Short exercise: Output the entries below exactly as written, omitting pictures.

(Stored records)
########
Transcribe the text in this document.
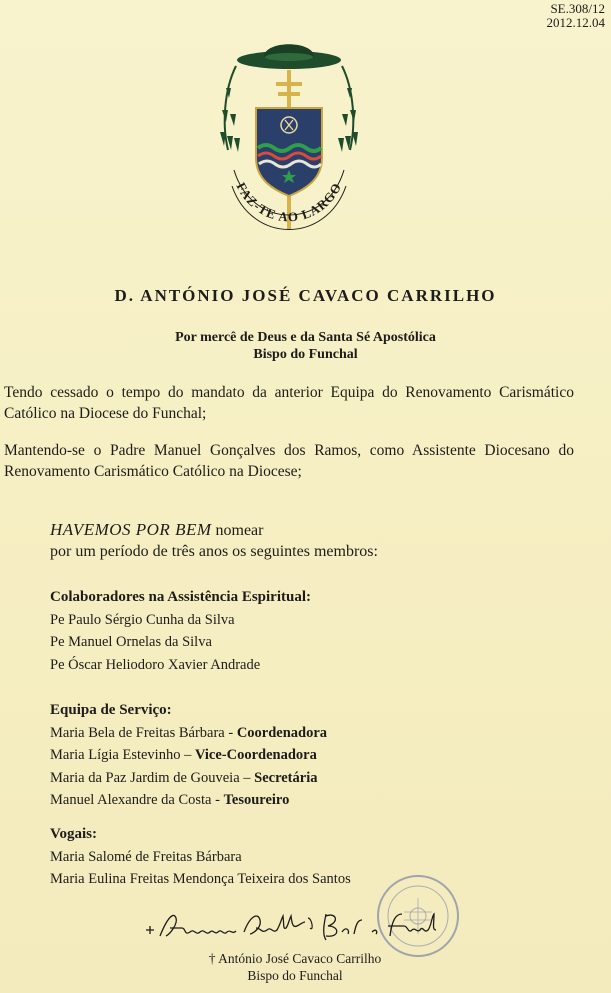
SE.308/12
2012.12.04
FAZ-TE AO LARGO
D. ANTÓNIO JOSÉ CAVACO CARRILHO
Por mercê de Deus e da Santa Sé Apostólica
Bispo do Funchal
Tendo cessado o tempo do mandato da anterior Equipa do Renovamento Carismático Católico na Diocese do Funchal;
Mantendo-se o Padre Manuel Gonçalves dos Ramos, como Assistente Diocesano do Renovamento Carismático Católico na Diocese;
HAVEMOS POR BEM nomear
por um período de três anos os seguintes membros:
Colaboradores na Assistência Espiritual:
Pe Paulo Sérgio Cunha da Silva
Pe Manuel Ornelas da Silva
Pe Óscar Heliodoro Xavier Andrade
Equipa de Serviço:
Maria Bela de Freitas Bárbara - Coordenadora
Maria Lígia Estevinho – Vice-Coordenadora
Maria da Paz Jardim de Gouveia – Secretária
Manuel Alexandre da Costa - Tesoureiro
Vogais:
Maria Salomé de Freitas Bárbara
Maria Eulina Freitas Mendonça Teixeira dos Santos
† António José Cavaco Carrilho
Bispo do Funchal
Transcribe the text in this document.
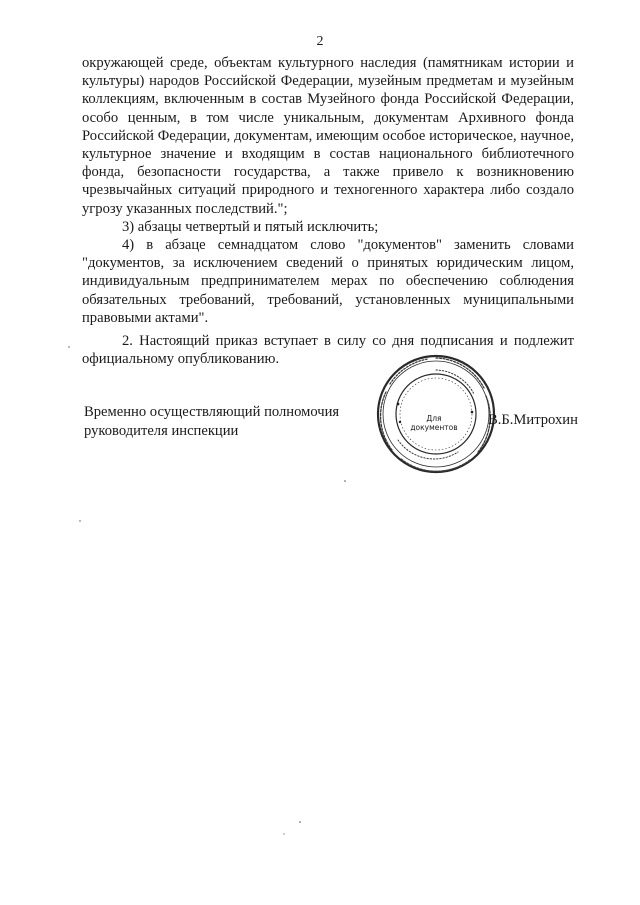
2

окружающей среде, объектам культурного наследия (памятникам истории и культуры) народов Российской Федерации, музейным предметам и музейным коллекциям, включенным в состав Музейного фонда Российской Федерации, особо ценным, в том числе уникальным, документам Архивного фонда Российской Федерации, документам, имеющим особое историческое, научное, культурное значение и входящим в состав национального библиотечного фонда, безопасности государства, а также привело к возникновению чрезвычайных ситуаций природного и техногенного характера либо создало угрозу указанных последствий.";

3) абзацы четвертый и пятый исключить;

4) в абзаце семнадцатом слово "документов" заменить словами "документов, за исключением сведений о принятых юридическим лицом, индивидуальным предпринимателем мерах по обеспечению соблюдения обязательных требований, требований, установленных муниципальными правовыми актами".

2. Настоящий приказ вступает в силу со дня подписания и подлежит официальному опубликованию.

Временно осуществляющий полномочия
руководителя инспекции
Для
документов	В.Б.Митрохин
########
Response to this exercise:
Transcribe the text in this document.
SE.308/12
2012.12.04
FAZ-TE AO LARGO
D. ANTÓNIO JOSÉ CAVACO CARRILHO
Por mercê de Deus e da Santa Sé Apostólica
Bispo do Funchal
Tendo cessado o tempo do mandato da anterior Equipa do Renovamento Carismático Católico na Diocese do Funchal;
Mantendo-se o Padre Manuel Gonçalves dos Ramos, como Assistente Diocesano do Renovamento Carismático Católico na Diocese;
HAVEMOS POR BEM nomear
por um período de três anos os seguintes membros:
Colaboradores na Assistência Espiritual:
Pe Paulo Sérgio Cunha da Silva
Pe Manuel Ornelas da Silva
Pe Óscar Heliodoro Xavier Andrade
Equipa de Serviço:
Maria Bela de Freitas Bárbara - Coordenadora
Maria Lígia Estevinho – Vice-Coordenadora
Maria da Paz Jardim de Gouveia – Secretária
Manuel Alexandre da Costa - Tesoureiro
Vogais:
Maria Salomé de Freitas Bárbara
Maria Eulina Freitas Mendonça Teixeira dos Santos
† António José Cavaco Carrilho
Bispo do Funchal
Transcribe the text in this document.
2

окружающей среде, объектам культурного наследия (памятникам истории и культуры) народов Российской Федерации, музейным предметам и музейным коллекциям, включенным в состав Музейного фонда Российской Федерации, особо ценным, в том числе уникальным, документам Архивного фонда Российской Федерации, документам, имеющим особое историческое, научное, культурное значение и входящим в состав национального библиотечного фонда, безопасности государства, а также привело к возникновению чрезвычайных ситуаций природного и техногенного характера либо создало угрозу указанных последствий.";

3) абзацы четвертый и пятый исключить;

4) в абзаце семнадцатом слово "документов" заменить словами "документов, за исключением сведений о принятых юридическим лицом, индивидуальным предпринимателем мерах по обеспечению соблюдения обязательных требований, требований, установленных муниципальными правовыми актами".

2. Настоящий приказ вступает в силу со дня подписания и подлежит официальному опубликованию.

Временно осуществляющий полномочия
руководителя инспекции
Для
документов	В.Б.Митрохин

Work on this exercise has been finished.